**Source document:**
──────────────────────────────
Yige

Yige

Build

Livy Series - Overview of Livy's Core Features and Modules

Livy Series - Overview of Livy's Core Functions and Modules#

Content organized from:

  1. Apache Livy Implementation Ideas and Module Overview

Core Functionality of Livy#

  1. Send tasks to the Livy server via HTTP requests
  2. The Livy server receives user requests and routes them to call a specific method of a certain class
  3. Authentication (can be disabled)
  4. Start Spark application services based on task requests
  5. Execute user-specified tasks, providing capabilities to get running status, obtain results, share SparkContext, and stop normally
  6. Fault tolerance mechanism, allowing tasks to recover from the state before failure

Module Overview#

The above functionalities can be summarized into the following modules:

  • Client
  • Router
  • Access Management
  • Generate Spark App
  • Interactive Driver (only for session tasks, not for batch)
  • State Data Storage

image.png

Router#

The API provided by the Livy server is a REST API, and the requests sent by the Client are for CRUD operations on various resources (URIs). The core responsibility of the router is to manage which operations on which resources are assigned to which class's function for processing. The core class of this module is SessionServlet, which has two subclasses: InteractiveSessionServlet and BatchSessionServlet, used to route requests related to sessions and batches, respectively.
──────────────────────────────
**Provided data:**

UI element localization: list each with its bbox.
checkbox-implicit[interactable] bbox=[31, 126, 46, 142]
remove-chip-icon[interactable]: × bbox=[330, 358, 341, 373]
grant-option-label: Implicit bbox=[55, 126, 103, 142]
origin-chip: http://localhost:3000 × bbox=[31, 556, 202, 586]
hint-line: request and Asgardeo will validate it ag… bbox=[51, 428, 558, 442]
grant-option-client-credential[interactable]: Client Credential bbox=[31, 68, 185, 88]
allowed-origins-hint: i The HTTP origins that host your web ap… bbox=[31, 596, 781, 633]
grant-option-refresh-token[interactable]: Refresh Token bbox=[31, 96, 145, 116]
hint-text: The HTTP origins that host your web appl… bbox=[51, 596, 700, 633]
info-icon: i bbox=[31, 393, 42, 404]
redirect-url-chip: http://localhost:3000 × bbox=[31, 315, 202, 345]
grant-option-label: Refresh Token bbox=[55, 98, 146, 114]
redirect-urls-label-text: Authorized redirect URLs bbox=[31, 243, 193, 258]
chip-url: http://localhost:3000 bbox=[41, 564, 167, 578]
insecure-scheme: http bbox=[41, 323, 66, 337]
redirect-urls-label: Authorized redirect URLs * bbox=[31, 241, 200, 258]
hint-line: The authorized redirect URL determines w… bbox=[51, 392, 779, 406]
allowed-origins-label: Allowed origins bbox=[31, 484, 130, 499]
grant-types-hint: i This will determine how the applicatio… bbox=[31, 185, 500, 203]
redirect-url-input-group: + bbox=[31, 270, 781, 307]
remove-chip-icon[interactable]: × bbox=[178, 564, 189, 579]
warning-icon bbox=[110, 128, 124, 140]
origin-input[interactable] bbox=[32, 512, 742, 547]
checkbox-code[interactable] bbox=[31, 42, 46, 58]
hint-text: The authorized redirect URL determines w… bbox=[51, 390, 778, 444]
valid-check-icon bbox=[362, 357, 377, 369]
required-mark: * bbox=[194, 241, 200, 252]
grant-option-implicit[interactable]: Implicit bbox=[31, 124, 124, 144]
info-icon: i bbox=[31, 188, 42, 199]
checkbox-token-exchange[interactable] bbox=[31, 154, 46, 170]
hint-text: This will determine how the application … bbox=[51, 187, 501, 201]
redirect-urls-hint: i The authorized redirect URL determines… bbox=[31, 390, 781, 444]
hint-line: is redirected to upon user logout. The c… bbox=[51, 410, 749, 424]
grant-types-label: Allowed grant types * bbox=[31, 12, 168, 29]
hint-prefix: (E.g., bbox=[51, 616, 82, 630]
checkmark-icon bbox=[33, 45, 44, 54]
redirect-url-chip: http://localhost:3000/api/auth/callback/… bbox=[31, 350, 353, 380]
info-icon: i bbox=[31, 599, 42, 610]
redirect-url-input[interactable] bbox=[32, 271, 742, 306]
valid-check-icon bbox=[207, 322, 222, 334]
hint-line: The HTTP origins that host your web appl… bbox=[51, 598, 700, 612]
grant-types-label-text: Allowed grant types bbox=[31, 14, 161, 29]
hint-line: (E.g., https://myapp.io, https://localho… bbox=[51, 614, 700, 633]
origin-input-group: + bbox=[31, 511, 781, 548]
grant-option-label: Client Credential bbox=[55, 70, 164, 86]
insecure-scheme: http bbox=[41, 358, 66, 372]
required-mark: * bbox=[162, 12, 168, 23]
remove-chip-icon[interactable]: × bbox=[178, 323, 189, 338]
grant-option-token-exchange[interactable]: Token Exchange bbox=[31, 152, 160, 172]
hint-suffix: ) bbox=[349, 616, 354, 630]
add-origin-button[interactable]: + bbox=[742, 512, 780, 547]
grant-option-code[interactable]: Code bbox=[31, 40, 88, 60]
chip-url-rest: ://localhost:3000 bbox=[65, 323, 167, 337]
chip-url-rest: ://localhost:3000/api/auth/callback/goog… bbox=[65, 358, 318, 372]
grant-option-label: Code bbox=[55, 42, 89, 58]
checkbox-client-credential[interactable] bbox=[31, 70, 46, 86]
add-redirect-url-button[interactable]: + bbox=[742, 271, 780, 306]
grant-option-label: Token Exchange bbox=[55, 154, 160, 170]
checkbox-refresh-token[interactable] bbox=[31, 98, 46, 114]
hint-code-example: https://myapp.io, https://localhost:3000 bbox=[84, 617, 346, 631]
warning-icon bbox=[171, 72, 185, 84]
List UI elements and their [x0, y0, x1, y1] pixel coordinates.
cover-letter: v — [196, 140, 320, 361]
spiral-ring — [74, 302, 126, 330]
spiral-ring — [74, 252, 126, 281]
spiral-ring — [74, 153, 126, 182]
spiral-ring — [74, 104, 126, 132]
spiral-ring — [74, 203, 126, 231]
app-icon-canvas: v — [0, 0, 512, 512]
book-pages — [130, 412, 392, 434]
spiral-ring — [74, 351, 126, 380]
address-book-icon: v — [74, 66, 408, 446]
──────────────────────────────
**Required actions:**
a) List every module named in the Livy overview's "Module Overview" section.
b) Write the next part of the Livy overview, picking up after its last sentence.

**Answers by task:**
a) Client, Router, Access Management, Generate Spark App, Interactive Driver, State Data Storage

b)
Access Management#

Permissions are managed by the AccessManager class, which maintains several different levels of users:

  • superUser
  • modifyUser
  • viewUser
  • allowedUser

And different levels of ACL (Access Control List):

  • viewAcls: superUsers ++ modifyUsers ++ viewUsers, corresponding to view permissions
  • modifyAcls: superUsers ++ modifyUsers, corresponding to modify permissions (including kill permissions)
  • superAcls: superUsers, with all permissions
  • allowedAcls: superUsers ++ modifyUsers ++ viewUsers ++ allowedUsers, representing the complete set of ACLs

Generate Spark APP#

For session and batch tasks, the logic for generating Spark Apps and the final generated Spark Apps are different.

Main classes involved in generating batch Spark Apps:

  • SparkProcessBuilder: Used to extract everything needed to run a Spark App from livyConf, including mainClass, executableFile, deployMode, conf, master, queue, env, and resource configurations for driver and executors, etc.; and ultimately generates a spark-submit command to start the Spark App.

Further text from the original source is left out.